MATERIAL SUPPLIED:
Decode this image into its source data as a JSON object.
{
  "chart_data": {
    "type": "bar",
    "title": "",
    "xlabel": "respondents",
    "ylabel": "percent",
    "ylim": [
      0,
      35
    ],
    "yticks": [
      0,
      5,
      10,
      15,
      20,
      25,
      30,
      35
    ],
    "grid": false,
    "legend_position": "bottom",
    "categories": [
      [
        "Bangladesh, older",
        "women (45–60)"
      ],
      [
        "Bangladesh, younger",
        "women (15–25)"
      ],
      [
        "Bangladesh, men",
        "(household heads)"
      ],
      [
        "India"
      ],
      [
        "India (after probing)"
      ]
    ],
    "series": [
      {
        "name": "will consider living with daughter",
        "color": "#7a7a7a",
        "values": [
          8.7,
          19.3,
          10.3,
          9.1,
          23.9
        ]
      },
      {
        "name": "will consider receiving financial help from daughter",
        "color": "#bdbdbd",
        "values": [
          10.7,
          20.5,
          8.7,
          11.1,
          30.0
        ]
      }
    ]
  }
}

TASK DESCRIPTION: Make an exact copy of every entry.

RIGHT ANSWER:
Decode this image into its source data as a JSON object.
{
  "chart_data": {
    "type": "bar",
    "title": "",
    "xlabel": "respondents",
    "ylabel": "percent",
    "ylim": [
      0,
      35
    ],
    "yticks": [
      0,
      5,
      10,
      15,
      20,
      25,
      30,
      35
    ],
    "grid": false,
    "legend_position": "bottom",
    "categories": [
      [
        "Bangladesh, older",
        "women (45–60)"
      ],
      [
        "Bangladesh, younger",
        "women (15–25)"
      ],
      [
        "Bangladesh, men",
        "(household heads)"
      ],
      [
        "India"
      ],
      [
        "India (after probing)"
      ]
    ],
    "series": [
      {
        "name": "will consider living with daughter",
        "color": "#7a7a7a",
        "values": [
          8.7,
          19.3,
          10.3,
          9.1,
          23.9
        ]
      },
      {
        "name": "will consider receiving financial help from daughter",
        "color": "#bdbdbd",
        "values": [
          10.7,
          20.5,
          8.7,
          11.1,
          30.0
        ]
      }
    ]
  }
}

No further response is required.